TAREAS REQUERIDAS:
(A) En el texto sobre turistas y migrantes, ¿qué tiempo máximo fuera del país tiene que demostrar el viajero para acceder a esa ilusión de cosmopolitismo?
(B) Enumera las escenas que, según el texto sobre turistas y migrantes, emiten luz propia en los carteles turísticos.
(C) Por favor, sigue escribiendo el texto sobre turistas y migrantes a partir de su última oración.

TEXTO PARA LEER:
┌──

26.6.01

Turistas y migrantes


Ahora los desplazamientos mundiales ocurren en modalidades muy diferentes. Hay que dejar de lado a quienes se trasladan en aviones particulares provistos de jacuzzi porque son los menos y resultan irrelevantes para la estadística. La segunda categoría, la business class, empieza a ser significativa en términos numéricos, pero no tanto como las clases medias iniciadas en el turismo. Los que sean capaces de demostrar ingresos fijos, aunque sean nimios, pueden luego acceder a la indulgencia del visado y al taxi para el aeropuerto; a partir de ese punto, la red de agencias de viajes, tarjetas de crédito, cadenas hoteleras y empresas de telecomunicaciones, entre otras, se encargan de convertir en una realidad insulsa y masificada la promesa de los carteles turísticos en los que las escenas de Londres, Rio de Janeiro, París y Disneylandia, emiten luz propia.

Esas clases medias, incluso si pertenecen a una nación de las llamadas tercermundistas, en desarrollo, pobres, subdesarrolladas y ahora “emergentes” (el término está tan cargado de expectativas y aspiraciones que no parece obra de un sociólogo o de un economista sino de un experto en marketing), ya pueden cenar en La Coupole una vez en su vida, transitar por el Golden Gate en un coche rentado y hasta sobarle la barriga al gurú de la India que se ostenta como la más novedosa reencarnación de Buda. Toda ilusión de cosmopolitismo es dable, a condición de demostrar que uno no va a pasar más de dos semanas fuera y que al término del viaje (el turismo es el opio del pueblo) regresará al trabajo para garantizar las facturas del hotel, los boletos para Epcot Center y el Vaticano y la cuenta de la agencia de renta de elefantes.

└──

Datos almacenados
┌──

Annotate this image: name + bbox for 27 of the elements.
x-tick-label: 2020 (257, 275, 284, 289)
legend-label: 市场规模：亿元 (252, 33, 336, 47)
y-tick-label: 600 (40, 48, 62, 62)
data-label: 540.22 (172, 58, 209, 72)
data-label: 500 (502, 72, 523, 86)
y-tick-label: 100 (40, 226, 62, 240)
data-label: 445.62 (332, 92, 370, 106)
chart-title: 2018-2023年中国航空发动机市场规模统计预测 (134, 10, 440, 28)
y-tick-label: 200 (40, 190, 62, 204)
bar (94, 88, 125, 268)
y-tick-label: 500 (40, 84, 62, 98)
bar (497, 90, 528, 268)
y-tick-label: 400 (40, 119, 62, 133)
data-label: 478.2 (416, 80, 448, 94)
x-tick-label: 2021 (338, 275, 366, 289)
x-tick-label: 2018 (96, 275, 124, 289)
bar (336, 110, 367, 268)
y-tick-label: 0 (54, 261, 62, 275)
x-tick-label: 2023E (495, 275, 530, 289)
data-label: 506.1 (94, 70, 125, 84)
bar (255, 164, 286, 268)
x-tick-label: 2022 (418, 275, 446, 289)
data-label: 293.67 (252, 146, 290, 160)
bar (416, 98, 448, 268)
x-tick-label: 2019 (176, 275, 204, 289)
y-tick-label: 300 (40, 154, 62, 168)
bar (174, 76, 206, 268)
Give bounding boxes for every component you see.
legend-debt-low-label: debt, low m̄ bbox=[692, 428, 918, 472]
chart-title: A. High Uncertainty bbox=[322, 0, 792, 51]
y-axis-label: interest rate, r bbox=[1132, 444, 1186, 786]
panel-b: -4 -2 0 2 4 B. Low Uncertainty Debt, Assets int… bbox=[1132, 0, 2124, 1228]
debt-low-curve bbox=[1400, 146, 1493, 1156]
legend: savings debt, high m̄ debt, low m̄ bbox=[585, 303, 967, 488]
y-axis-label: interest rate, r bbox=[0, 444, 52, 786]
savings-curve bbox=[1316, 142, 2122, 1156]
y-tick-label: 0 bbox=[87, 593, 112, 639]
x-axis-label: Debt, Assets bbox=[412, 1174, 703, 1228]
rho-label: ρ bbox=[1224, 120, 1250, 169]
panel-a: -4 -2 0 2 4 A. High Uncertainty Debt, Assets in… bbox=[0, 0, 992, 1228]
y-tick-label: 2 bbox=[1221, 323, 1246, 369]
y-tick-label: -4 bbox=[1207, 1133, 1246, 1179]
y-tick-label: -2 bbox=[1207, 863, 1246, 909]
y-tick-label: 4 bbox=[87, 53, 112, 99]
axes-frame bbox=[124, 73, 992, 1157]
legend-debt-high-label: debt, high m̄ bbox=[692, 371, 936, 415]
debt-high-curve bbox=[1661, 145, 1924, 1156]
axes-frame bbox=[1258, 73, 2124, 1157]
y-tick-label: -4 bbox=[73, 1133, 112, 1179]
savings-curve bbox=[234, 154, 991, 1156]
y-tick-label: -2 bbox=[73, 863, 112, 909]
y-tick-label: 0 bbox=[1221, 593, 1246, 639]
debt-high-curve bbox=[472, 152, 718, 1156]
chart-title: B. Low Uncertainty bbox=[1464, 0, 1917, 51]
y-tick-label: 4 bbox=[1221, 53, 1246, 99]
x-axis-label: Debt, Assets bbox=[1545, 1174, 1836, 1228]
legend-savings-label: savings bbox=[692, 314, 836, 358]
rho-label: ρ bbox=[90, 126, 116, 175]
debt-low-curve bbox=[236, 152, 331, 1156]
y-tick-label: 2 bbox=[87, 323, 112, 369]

└──
┌──

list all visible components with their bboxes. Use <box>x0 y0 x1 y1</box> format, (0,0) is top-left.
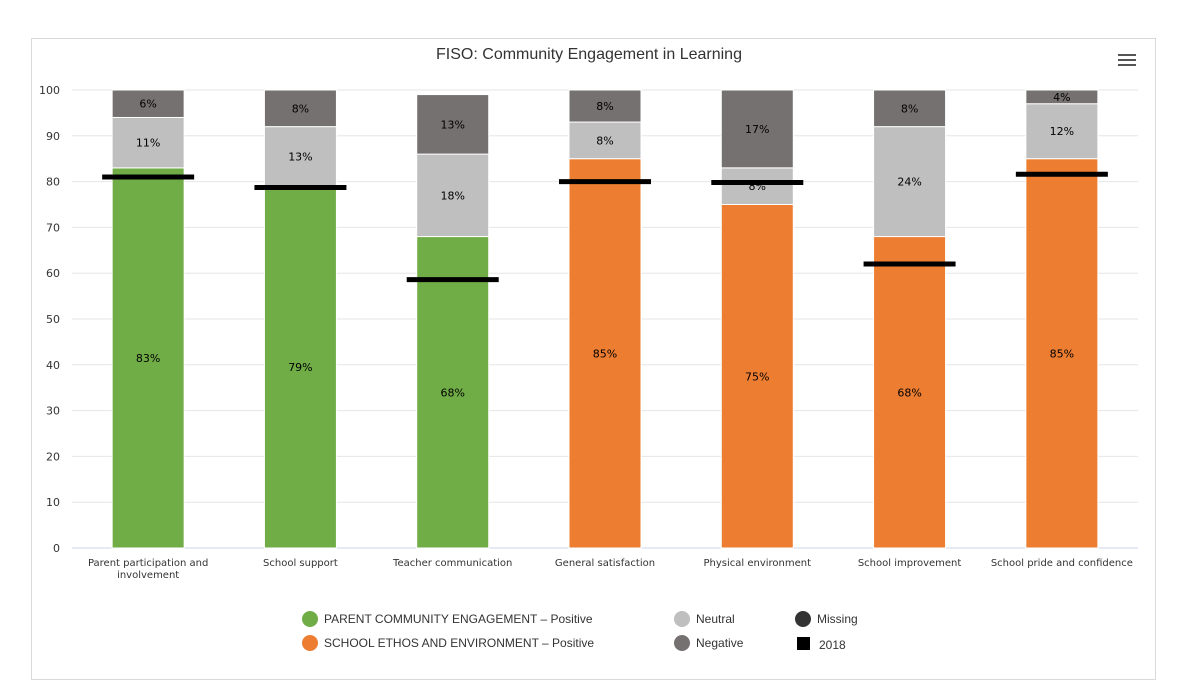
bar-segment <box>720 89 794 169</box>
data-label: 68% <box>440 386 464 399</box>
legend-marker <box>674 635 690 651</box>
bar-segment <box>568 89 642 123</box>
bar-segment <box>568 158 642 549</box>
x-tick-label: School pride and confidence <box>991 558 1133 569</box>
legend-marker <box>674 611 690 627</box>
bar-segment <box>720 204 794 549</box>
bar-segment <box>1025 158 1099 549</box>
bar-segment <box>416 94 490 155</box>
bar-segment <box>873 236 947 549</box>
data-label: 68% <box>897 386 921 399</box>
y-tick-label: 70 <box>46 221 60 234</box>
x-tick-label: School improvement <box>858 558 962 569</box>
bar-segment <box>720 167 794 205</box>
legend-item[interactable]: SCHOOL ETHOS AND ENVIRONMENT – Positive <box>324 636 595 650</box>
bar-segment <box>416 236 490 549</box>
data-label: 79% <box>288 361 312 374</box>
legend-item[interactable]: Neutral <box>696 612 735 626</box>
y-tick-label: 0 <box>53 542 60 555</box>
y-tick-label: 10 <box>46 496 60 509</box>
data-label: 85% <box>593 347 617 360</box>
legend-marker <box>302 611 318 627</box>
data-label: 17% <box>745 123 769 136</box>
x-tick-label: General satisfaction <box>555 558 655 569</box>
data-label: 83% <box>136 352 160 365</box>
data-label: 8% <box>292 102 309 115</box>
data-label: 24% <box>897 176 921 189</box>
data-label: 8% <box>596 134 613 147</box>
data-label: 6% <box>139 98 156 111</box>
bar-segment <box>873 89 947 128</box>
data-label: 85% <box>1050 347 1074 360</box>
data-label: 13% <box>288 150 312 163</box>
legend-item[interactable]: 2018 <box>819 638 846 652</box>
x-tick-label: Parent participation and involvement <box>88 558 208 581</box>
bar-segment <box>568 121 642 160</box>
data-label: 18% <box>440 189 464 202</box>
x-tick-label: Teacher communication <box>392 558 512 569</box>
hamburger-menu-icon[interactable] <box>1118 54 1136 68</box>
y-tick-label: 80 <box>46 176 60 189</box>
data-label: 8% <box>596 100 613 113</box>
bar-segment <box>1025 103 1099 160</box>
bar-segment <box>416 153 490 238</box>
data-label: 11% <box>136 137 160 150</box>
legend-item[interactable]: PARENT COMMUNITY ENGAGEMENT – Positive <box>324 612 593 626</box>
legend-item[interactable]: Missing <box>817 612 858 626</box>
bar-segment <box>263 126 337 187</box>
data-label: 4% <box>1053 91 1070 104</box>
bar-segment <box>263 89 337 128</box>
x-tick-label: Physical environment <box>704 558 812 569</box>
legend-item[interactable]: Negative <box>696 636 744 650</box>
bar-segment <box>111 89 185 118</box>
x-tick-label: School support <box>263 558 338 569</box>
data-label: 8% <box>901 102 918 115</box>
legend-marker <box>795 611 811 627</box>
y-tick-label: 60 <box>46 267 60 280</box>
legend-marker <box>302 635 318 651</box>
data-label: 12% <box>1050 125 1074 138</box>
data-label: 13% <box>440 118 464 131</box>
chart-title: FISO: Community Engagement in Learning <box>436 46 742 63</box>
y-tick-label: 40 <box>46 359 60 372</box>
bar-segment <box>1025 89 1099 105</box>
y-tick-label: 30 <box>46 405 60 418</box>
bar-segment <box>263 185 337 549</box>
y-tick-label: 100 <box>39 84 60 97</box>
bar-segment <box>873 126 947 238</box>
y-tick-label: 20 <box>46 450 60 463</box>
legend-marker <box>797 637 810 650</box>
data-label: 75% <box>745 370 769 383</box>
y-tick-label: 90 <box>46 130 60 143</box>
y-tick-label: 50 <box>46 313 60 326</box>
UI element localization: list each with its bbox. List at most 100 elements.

└──
┌──

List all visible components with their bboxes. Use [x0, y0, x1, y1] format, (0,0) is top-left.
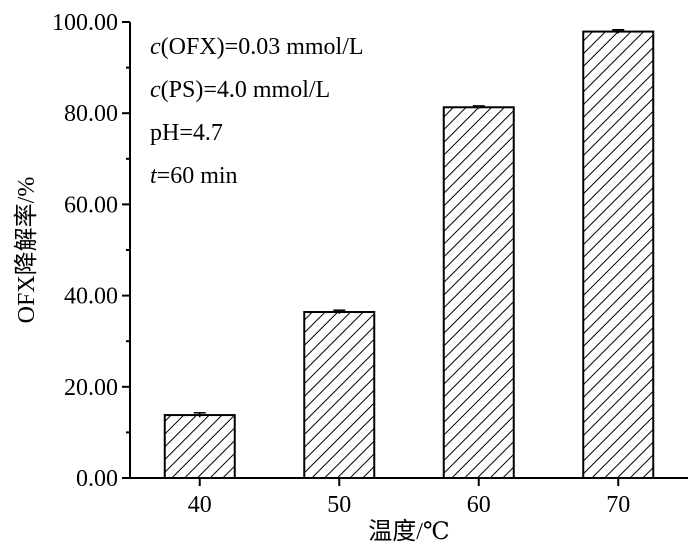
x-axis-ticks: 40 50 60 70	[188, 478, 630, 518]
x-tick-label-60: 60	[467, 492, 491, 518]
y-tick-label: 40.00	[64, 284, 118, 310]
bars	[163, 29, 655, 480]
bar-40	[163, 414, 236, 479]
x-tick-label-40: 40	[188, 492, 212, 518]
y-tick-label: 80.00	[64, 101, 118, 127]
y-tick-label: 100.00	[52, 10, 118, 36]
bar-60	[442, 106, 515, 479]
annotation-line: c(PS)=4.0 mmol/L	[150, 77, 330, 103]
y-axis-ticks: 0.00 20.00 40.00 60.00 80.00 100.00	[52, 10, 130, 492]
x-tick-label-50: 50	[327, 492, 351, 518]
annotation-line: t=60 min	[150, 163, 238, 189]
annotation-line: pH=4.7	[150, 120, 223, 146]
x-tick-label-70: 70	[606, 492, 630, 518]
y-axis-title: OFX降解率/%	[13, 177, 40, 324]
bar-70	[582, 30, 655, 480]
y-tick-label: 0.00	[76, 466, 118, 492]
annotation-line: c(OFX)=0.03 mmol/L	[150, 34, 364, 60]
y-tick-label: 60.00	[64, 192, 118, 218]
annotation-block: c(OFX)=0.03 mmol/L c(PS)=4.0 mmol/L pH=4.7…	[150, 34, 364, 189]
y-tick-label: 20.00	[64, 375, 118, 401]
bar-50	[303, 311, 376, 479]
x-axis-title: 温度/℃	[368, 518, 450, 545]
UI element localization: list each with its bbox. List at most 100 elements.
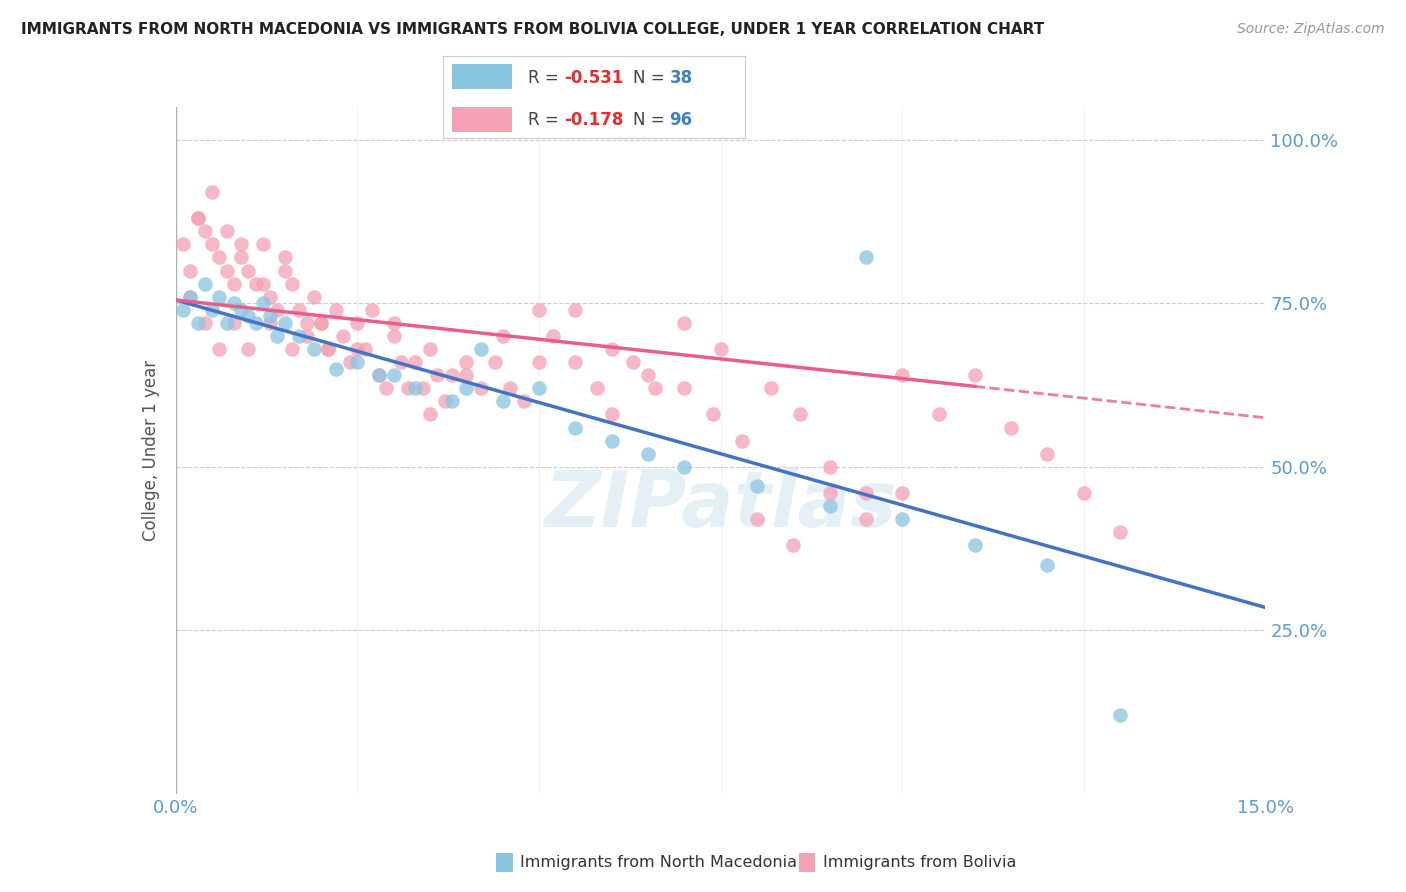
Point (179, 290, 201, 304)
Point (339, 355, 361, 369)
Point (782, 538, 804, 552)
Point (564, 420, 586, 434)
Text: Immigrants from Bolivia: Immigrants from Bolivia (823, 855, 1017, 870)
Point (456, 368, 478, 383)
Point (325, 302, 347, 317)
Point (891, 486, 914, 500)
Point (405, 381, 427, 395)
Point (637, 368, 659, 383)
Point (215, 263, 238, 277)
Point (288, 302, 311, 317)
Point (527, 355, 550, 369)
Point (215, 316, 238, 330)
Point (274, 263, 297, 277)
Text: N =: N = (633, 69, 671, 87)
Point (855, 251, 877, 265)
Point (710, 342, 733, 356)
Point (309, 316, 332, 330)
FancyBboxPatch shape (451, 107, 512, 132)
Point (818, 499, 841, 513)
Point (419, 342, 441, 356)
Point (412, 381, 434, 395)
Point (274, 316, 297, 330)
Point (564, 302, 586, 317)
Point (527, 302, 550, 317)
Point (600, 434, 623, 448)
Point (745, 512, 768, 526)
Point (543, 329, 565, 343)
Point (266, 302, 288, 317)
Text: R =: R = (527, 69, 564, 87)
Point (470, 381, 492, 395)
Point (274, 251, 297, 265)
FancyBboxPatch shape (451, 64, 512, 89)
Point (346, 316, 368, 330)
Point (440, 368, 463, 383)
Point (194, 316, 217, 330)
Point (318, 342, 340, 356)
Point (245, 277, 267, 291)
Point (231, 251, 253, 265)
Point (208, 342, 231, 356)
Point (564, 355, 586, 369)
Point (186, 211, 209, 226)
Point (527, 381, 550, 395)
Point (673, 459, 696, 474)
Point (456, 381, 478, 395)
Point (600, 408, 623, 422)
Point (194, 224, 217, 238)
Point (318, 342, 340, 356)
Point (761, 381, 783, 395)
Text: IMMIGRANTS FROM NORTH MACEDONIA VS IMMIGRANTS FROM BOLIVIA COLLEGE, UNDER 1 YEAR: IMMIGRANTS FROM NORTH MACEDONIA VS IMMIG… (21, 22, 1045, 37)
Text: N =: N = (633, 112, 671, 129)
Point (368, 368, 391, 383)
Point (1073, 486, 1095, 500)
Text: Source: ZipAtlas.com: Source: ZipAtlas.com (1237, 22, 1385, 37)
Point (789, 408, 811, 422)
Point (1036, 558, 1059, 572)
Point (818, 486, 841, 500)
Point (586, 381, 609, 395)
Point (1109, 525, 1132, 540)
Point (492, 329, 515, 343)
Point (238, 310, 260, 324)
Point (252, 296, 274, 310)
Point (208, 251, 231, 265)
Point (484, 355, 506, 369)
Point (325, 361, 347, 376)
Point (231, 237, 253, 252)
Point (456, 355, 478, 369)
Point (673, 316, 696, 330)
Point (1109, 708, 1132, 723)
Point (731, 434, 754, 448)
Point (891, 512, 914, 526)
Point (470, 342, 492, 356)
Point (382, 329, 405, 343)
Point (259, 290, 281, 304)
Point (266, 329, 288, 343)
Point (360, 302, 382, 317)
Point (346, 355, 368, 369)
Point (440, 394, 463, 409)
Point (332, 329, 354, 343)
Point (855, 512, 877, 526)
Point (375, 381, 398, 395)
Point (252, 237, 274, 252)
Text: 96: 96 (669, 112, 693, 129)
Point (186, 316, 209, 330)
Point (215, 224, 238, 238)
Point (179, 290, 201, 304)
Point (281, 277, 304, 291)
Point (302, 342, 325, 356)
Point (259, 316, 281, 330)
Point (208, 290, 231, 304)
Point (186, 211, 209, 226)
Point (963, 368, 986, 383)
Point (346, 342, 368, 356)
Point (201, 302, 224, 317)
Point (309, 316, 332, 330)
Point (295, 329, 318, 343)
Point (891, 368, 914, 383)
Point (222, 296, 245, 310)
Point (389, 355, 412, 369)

└──

RESPUESTAS A TAREAS:
(A) No más de dos semanas.

(B) Londres, Rio de Janeiro, París y Disneylandia.

(C)
Hay, en cambio, quienes se largan del terruño para no volver, ya sea porque hay guerra (como en los Balcanes) o porque no hay trabajo (como en México), o porque ambas cosas (como en Colombia); a esos no se les llama turistas, sino migrantes y no van a conseguir visa en ninguna embajada ni llevan el dinero suficiente para entrar al MOMA ni han visto jamás su nombre escrito en relieve en las tarjetas de crédito, sucedáneo de la inmortalidad de las inscripciones lapidarias.

Esta segunda categoría de viajeros no acude a los aeropuertos, porque no tendría en ellos la menor esperanza de abordar un avión; sus integrantes acuden, en el mejor de los escenarios, a las terminales de autobuses, pero lo más probable es que suban en calidad de polizontes a un medio de transporte que con frecuencia los conduce a la muerte --vagones de tren asfixiantes, furgones de transporte, contenedores de la marina mercante, embarcaciones hechizas y precarias-- o que caminen, caminen y caminen por lugares inhóspitos hasta congelarse o deshidratarse.

Para ellos, el equivalente letal de las agencias de viajes y las cadenas hoteleras son las redes de tráfico de humanos, los mercaderes de trabajo esclavo y los variados zopilotes apostados a todo lo largo del viacrucis.

La diferencia sustancial entre unos y otros es que los primeros son, durante la fugacidad de su trayecto, consumidores de bienes y servicios, así sean baratijas de a dólar y habitaciones de hotel de un cuarto de estrella: forman parte de un mercado a domicilio en permanente exportación que dejará en los puntos de destino cien o diez mil dólares por cabeza y por semana. Los segundos, en cambio, son, antes que nada trabajadores en busca de ingresos, es decir, representan un peligro de erogación para los países a los que acuden; eso es suficiente para que los agentes migratorios echen a andar la imaginación y busquen la manera de que estos viajeros se ahoguen en el mar, se asen en el desierto o se asfixien en furgones cerrados, cuidando siempre que el prestigio del país anfitrión quede libre de toda sospecha de asesinato.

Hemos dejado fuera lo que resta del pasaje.